Take each line containing the word "afternoon" and copy it.

● **RECORDS PROVIDED**

## START

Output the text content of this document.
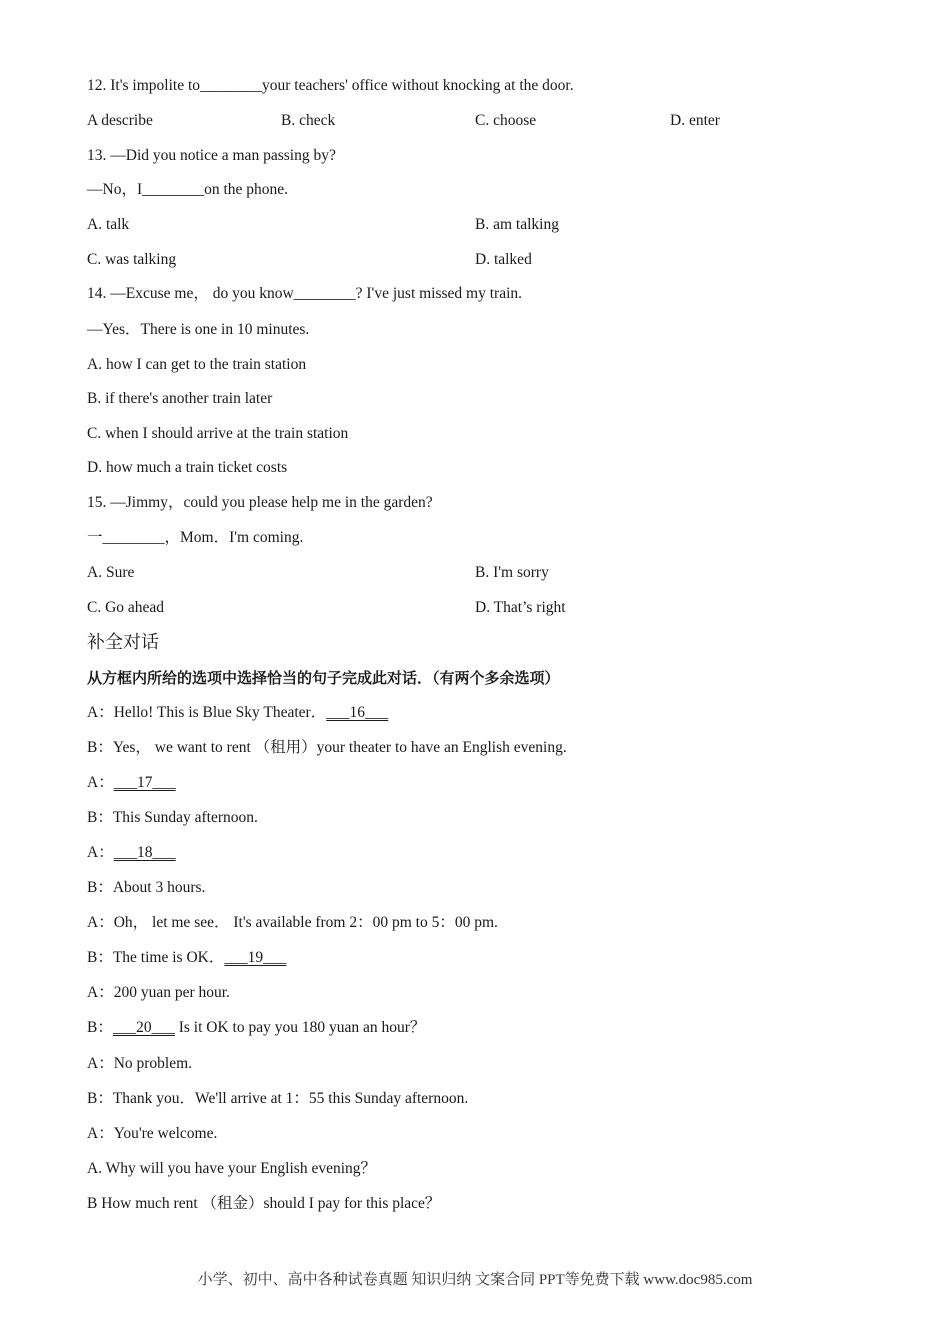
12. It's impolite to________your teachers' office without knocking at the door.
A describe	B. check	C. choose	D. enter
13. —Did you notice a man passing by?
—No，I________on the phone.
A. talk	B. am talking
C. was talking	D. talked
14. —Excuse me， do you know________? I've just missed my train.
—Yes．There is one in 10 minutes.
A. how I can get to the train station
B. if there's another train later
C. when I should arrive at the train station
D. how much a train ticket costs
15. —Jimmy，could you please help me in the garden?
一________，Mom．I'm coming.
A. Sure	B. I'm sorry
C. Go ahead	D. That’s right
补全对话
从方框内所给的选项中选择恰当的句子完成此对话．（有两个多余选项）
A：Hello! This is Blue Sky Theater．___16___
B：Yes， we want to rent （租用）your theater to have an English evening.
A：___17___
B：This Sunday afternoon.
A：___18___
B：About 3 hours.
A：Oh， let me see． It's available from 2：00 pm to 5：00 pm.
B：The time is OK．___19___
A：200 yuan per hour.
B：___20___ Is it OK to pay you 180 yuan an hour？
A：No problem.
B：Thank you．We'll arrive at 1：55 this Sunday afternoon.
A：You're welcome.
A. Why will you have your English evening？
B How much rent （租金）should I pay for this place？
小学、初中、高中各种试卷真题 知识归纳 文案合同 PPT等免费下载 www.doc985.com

## END
## START

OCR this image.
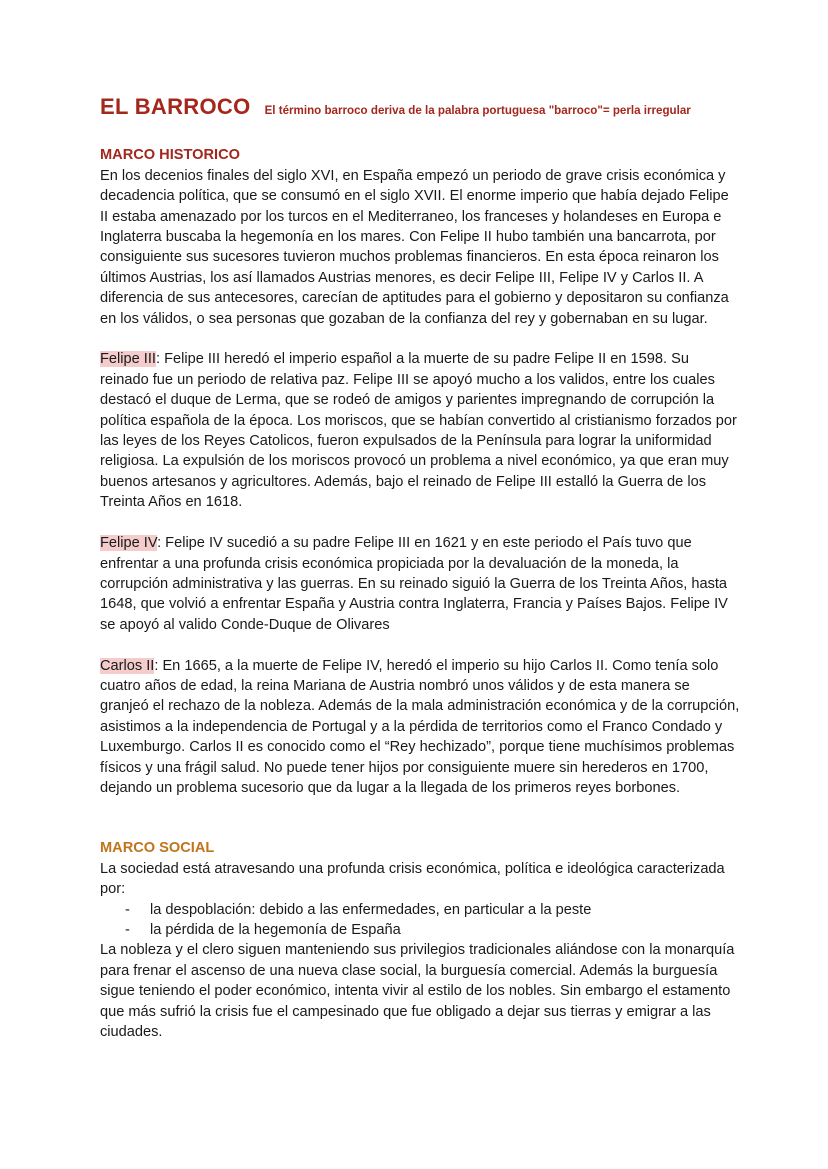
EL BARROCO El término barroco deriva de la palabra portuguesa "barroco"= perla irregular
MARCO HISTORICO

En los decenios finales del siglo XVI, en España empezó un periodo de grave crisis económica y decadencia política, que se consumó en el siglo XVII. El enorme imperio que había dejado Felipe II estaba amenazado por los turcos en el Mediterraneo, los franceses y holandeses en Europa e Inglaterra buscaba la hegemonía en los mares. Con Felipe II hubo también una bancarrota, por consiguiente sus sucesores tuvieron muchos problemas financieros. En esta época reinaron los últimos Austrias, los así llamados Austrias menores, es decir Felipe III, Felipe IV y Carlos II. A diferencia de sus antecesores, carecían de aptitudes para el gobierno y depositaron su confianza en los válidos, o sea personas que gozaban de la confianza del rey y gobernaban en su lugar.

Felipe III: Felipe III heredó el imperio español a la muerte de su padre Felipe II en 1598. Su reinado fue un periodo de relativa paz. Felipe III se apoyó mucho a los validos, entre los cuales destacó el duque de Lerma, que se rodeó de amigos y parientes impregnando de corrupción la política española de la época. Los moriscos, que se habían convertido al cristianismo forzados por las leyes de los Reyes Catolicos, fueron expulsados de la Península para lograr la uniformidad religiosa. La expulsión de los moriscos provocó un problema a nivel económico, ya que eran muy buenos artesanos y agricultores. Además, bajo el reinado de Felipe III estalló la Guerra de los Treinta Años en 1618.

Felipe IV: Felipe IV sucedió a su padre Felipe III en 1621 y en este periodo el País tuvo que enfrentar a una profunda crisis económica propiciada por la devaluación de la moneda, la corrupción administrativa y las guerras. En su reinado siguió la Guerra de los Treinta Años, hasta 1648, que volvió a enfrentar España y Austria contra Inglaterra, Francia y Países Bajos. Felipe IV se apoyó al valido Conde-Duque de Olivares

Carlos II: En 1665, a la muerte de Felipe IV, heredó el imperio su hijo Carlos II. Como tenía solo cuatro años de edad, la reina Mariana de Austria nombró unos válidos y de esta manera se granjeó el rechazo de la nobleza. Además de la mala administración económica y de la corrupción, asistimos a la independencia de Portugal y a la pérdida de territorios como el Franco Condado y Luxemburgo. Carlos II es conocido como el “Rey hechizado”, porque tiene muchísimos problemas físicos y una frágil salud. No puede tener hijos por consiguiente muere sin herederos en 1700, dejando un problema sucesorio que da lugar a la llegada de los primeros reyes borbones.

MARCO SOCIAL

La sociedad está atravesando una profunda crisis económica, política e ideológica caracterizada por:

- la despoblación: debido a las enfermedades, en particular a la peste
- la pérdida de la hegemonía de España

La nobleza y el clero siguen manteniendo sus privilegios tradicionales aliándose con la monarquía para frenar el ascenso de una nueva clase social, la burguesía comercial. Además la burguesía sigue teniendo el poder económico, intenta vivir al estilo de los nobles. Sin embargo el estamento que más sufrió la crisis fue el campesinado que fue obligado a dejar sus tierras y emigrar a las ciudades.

## END
## START

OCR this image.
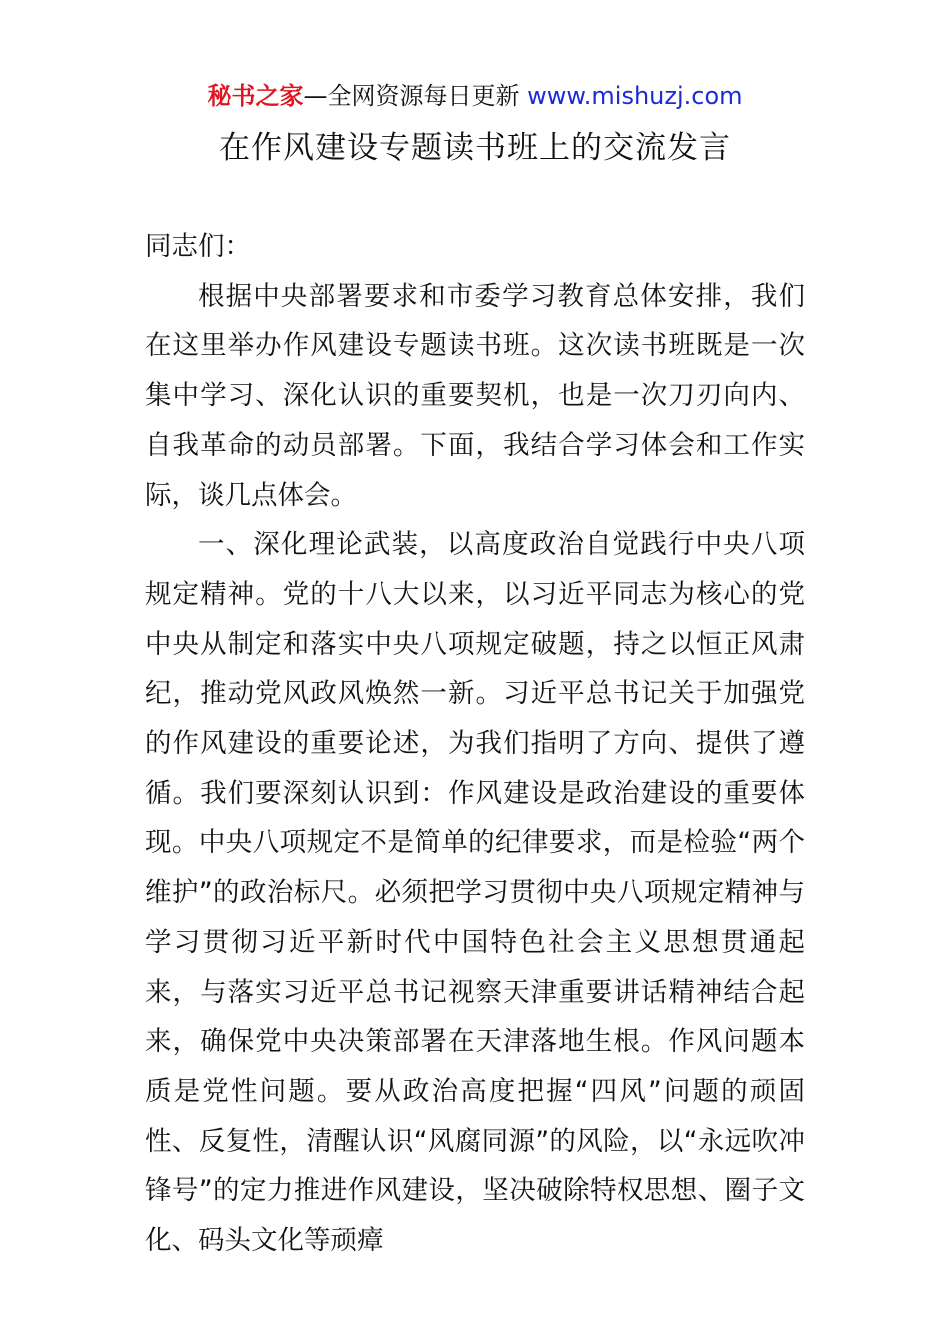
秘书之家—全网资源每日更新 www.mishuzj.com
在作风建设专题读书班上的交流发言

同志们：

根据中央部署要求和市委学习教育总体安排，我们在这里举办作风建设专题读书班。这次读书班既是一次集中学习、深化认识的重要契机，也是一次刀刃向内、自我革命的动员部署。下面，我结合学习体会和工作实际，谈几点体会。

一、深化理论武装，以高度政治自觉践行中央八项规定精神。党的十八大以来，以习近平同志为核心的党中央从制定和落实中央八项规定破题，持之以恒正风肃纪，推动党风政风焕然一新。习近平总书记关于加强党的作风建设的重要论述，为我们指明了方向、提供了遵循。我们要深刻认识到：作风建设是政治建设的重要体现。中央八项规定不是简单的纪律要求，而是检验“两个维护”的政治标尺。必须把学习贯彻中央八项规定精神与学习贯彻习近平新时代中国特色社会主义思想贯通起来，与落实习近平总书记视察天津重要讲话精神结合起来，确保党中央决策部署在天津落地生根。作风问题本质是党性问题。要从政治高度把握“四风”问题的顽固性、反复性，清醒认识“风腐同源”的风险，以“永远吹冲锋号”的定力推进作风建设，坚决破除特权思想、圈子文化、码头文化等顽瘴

## END

● **THE RESULT**
B：This Sunday afternoon.
B：Thank you．We'll arrive at 1：55 this Sunday afternoon.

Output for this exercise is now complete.